>> Start Material provided

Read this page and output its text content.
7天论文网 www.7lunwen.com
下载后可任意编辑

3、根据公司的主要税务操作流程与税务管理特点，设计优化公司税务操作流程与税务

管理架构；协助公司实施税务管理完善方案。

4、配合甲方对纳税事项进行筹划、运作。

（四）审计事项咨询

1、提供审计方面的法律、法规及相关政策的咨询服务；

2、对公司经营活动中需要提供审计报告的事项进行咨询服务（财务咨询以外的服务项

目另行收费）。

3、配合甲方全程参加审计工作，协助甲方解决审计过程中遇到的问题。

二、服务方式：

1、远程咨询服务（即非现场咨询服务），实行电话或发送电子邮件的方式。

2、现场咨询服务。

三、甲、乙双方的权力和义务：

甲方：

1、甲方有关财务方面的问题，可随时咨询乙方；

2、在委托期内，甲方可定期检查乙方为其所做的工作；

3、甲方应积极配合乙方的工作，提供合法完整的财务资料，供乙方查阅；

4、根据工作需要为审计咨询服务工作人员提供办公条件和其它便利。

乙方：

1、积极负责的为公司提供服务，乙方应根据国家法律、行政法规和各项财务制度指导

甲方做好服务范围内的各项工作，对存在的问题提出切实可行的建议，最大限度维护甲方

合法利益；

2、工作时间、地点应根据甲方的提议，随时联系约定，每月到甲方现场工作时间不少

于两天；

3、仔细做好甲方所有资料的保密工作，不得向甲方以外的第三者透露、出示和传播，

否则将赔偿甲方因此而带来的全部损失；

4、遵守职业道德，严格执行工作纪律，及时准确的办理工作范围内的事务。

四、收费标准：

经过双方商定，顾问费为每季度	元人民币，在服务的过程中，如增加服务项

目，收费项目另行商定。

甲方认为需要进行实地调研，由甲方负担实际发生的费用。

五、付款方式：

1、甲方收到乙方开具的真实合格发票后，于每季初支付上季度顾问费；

>> End Material provided

◆ **What is needed**: Extract all lines as given.

◆ **Answer in full**:
Read this page and output its text content.
7天论文网 www.7lunwen.com
下载后可任意编辑

3、根据公司的主要税务操作流程与税务管理特点，设计优化公司税务操作流程与税务

管理架构；协助公司实施税务管理完善方案。

4、配合甲方对纳税事项进行筹划、运作。

（四）审计事项咨询

1、提供审计方面的法律、法规及相关政策的咨询服务；

2、对公司经营活动中需要提供审计报告的事项进行咨询服务（财务咨询以外的服务项

目另行收费）。

3、配合甲方全程参加审计工作，协助甲方解决审计过程中遇到的问题。

二、服务方式：

1、远程咨询服务（即非现场咨询服务），实行电话或发送电子邮件的方式。

2、现场咨询服务。

三、甲、乙双方的权力和义务：

甲方：

1、甲方有关财务方面的问题，可随时咨询乙方；

2、在委托期内，甲方可定期检查乙方为其所做的工作；

3、甲方应积极配合乙方的工作，提供合法完整的财务资料，供乙方查阅；

4、根据工作需要为审计咨询服务工作人员提供办公条件和其它便利。

乙方：

1、积极负责的为公司提供服务，乙方应根据国家法律、行政法规和各项财务制度指导

甲方做好服务范围内的各项工作，对存在的问题提出切实可行的建议，最大限度维护甲方

合法利益；

2、工作时间、地点应根据甲方的提议，随时联系约定，每月到甲方现场工作时间不少

于两天；

3、仔细做好甲方所有资料的保密工作，不得向甲方以外的第三者透露、出示和传播，

否则将赔偿甲方因此而带来的全部损失；

4、遵守职业道德，严格执行工作纪律，及时准确的办理工作范围内的事务。

四、收费标准：

经过双方商定，顾问费为每季度	元人民币，在服务的过程中，如增加服务项

目，收费项目另行商定。

甲方认为需要进行实地调研，由甲方负担实际发生的费用。

五、付款方式：

1、甲方收到乙方开具的真实合格发票后，于每季初支付上季度顾问费；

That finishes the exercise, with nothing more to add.